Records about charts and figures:
+++
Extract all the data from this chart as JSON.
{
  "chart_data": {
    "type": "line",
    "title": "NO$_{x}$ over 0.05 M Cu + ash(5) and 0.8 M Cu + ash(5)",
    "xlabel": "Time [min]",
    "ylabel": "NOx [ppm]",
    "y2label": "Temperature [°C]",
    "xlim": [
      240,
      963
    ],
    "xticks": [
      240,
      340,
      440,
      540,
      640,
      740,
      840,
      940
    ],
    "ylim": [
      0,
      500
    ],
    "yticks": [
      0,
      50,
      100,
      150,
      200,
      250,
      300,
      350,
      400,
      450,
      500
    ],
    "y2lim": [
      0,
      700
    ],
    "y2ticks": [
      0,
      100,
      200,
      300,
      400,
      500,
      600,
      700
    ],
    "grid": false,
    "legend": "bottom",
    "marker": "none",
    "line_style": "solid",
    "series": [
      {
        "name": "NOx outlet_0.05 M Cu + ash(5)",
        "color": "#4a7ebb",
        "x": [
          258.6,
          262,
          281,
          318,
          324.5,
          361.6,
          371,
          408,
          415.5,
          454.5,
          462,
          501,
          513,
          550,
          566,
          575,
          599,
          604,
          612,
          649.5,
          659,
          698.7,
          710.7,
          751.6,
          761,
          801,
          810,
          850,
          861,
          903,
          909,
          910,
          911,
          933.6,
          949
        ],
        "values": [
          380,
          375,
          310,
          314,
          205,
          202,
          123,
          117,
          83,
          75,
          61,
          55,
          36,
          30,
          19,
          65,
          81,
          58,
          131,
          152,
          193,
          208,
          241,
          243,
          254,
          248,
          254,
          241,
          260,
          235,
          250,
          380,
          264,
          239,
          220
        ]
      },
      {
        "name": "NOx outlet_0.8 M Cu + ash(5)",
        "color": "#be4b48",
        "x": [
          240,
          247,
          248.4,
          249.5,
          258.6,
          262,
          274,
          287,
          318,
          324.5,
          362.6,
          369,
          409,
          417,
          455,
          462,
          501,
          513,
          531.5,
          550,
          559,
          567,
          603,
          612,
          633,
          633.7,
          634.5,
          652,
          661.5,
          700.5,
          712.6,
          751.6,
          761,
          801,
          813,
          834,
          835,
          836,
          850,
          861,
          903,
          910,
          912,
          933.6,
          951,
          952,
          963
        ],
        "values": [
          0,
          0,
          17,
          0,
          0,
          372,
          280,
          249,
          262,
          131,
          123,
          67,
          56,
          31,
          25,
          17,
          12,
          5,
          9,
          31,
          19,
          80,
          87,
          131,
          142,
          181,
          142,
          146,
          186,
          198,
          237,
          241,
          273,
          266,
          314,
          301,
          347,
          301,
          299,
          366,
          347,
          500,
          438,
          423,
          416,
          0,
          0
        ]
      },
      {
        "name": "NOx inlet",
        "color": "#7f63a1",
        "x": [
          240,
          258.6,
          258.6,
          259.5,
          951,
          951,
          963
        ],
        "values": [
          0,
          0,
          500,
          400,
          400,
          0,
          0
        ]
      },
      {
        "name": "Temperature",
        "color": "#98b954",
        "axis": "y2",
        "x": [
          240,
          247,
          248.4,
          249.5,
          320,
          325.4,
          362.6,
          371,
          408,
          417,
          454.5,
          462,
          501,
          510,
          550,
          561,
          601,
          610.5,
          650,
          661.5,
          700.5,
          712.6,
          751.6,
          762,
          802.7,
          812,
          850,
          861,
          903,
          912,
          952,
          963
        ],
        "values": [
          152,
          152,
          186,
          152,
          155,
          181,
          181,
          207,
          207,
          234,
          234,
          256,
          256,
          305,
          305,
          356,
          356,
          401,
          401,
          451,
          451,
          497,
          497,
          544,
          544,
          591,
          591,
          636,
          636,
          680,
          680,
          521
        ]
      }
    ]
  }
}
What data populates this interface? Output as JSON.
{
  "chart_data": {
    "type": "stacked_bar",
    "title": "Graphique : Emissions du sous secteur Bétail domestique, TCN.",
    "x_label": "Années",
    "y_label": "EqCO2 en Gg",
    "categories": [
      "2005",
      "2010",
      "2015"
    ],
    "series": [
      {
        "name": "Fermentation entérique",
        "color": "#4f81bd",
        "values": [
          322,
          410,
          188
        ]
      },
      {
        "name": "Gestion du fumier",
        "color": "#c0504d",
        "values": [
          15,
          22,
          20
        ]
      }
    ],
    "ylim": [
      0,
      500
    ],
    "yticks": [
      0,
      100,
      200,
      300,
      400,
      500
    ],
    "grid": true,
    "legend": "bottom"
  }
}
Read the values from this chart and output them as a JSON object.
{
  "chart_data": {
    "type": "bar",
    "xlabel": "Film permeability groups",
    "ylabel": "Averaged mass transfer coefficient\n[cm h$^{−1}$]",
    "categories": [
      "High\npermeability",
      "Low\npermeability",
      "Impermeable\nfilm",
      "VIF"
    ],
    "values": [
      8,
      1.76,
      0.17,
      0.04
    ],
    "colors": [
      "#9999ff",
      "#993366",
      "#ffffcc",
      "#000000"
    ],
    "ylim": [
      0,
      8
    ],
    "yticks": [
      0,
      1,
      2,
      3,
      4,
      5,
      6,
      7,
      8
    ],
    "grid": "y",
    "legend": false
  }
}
+++
GIVEN EXERCISE: Above are the records; retype them all without a single difference.

SOLUTION FOR THIS TASK:
Extract all the data from this chart as JSON.
{
  "chart_data": {
    "type": "line",
    "title": "NO$_{x}$ over 0.05 M Cu + ash(5) and 0.8 M Cu + ash(5)",
    "xlabel": "Time [min]",
    "ylabel": "NOx [ppm]",
    "y2label": "Temperature [°C]",
    "xlim": [
      240,
      963
    ],
    "xticks": [
      240,
      340,
      440,
      540,
      640,
      740,
      840,
      940
    ],
    "ylim": [
      0,
      500
    ],
    "yticks": [
      0,
      50,
      100,
      150,
      200,
      250,
      300,
      350,
      400,
      450,
      500
    ],
    "y2lim": [
      0,
      700
    ],
    "y2ticks": [
      0,
      100,
      200,
      300,
      400,
      500,
      600,
      700
    ],
    "grid": false,
    "legend": "bottom",
    "marker": "none",
    "line_style": "solid",
    "series": [
      {
        "name": "NOx outlet_0.05 M Cu + ash(5)",
        "color": "#4a7ebb",
        "x": [
          258.6,
          262,
          281,
          318,
          324.5,
          361.6,
          371,
          408,
          415.5,
          454.5,
          462,
          501,
          513,
          550,
          566,
          575,
          599,
          604,
          612,
          649.5,
          659,
          698.7,
          710.7,
          751.6,
          761,
          801,
          810,
          850,
          861,
          903,
          909,
          910,
          911,
          933.6,
          949
        ],
        "values": [
          380,
          375,
          310,
          314,
          205,
          202,
          123,
          117,
          83,
          75,
          61,
          55,
          36,
          30,
          19,
          65,
          81,
          58,
          131,
          152,
          193,
          208,
          241,
          243,
          254,
          248,
          254,
          241,
          260,
          235,
          250,
          380,
          264,
          239,
          220
        ]
      },
      {
        "name": "NOx outlet_0.8 M Cu + ash(5)",
        "color": "#be4b48",
        "x": [
          240,
          247,
          248.4,
          249.5,
          258.6,
          262,
          274,
          287,
          318,
          324.5,
          362.6,
          369,
          409,
          417,
          455,
          462,
          501,
          513,
          531.5,
          550,
          559,
          567,
          603,
          612,
          633,
          633.7,
          634.5,
          652,
          661.5,
          700.5,
          712.6,
          751.6,
          761,
          801,
          813,
          834,
          835,
          836,
          850,
          861,
          903,
          910,
          912,
          933.6,
          951,
          952,
          963
        ],
        "values": [
          0,
          0,
          17,
          0,
          0,
          372,
          280,
          249,
          262,
          131,
          123,
          67,
          56,
          31,
          25,
          17,
          12,
          5,
          9,
          31,
          19,
          80,
          87,
          131,
          142,
          181,
          142,
          146,
          186,
          198,
          237,
          241,
          273,
          266,
          314,
          301,
          347,
          301,
          299,
          366,
          347,
          500,
          438,
          423,
          416,
          0,
          0
        ]
      },
      {
        "name": "NOx inlet",
        "color": "#7f63a1",
        "x": [
          240,
          258.6,
          258.6,
          259.5,
          951,
          951,
          963
        ],
        "values": [
          0,
          0,
          500,
          400,
          400,
          0,
          0
        ]
      },
      {
        "name": "Temperature",
        "color": "#98b954",
        "axis": "y2",
        "x": [
          240,
          247,
          248.4,
          249.5,
          320,
          325.4,
          362.6,
          371,
          408,
          417,
          454.5,
          462,
          501,
          510,
          550,
          561,
          601,
          610.5,
          650,
          661.5,
          700.5,
          712.6,
          751.6,
          762,
          802.7,
          812,
          850,
          861,
          903,
          912,
          952,
          963
        ],
        "values": [
          152,
          152,
          186,
          152,
          155,
          181,
          181,
          207,
          207,
          234,
          234,
          256,
          256,
          305,
          305,
          356,
          356,
          401,
          401,
          451,
          451,
          497,
          497,
          544,
          544,
          591,
          591,
          636,
          636,
          680,
          680,
          521
        ]
      }
    ]
  }
}
What data populates this interface? Output as JSON.
{
  "chart_data": {
    "type": "stacked_bar",
    "title": "Graphique : Emissions du sous secteur Bétail domestique, TCN.",
    "x_label": "Années",
    "y_label": "EqCO2 en Gg",
    "categories": [
      "2005",
      "2010",
      "2015"
    ],
    "series": [
      {
        "name": "Fermentation entérique",
        "color": "#4f81bd",
        "values": [
          322,
          410,
          188
        ]
      },
      {
        "name": "Gestion du fumier",
        "color": "#c0504d",
        "values": [
          15,
          22,
          20
        ]
      }
    ],
    "ylim": [
      0,
      500
    ],
    "yticks": [
      0,
      100,
      200,
      300,
      400,
      500
    ],
    "grid": true,
    "legend": "bottom"
  }
}
Read the values from this chart and output them as a JSON object.
{
  "chart_data": {
    "type": "bar",
    "xlabel": "Film permeability groups",
    "ylabel": "Averaged mass transfer coefficient\n[cm h$^{−1}$]",
    "categories": [
      "High\npermeability",
      "Low\npermeability",
      "Impermeable\nfilm",
      "VIF"
    ],
    "values": [
      8,
      1.76,
      0.17,
      0.04
    ],
    "colors": [
      "#9999ff",
      "#993366",
      "#ffffcc",
      "#000000"
    ],
    "ylim": [
      0,
      8
    ],
    "yticks": [
      0,
      1,
      2,
      3,
      4,
      5,
      6,
      7,
      8
    ],
    "grid": "y",
    "legend": false
  }
}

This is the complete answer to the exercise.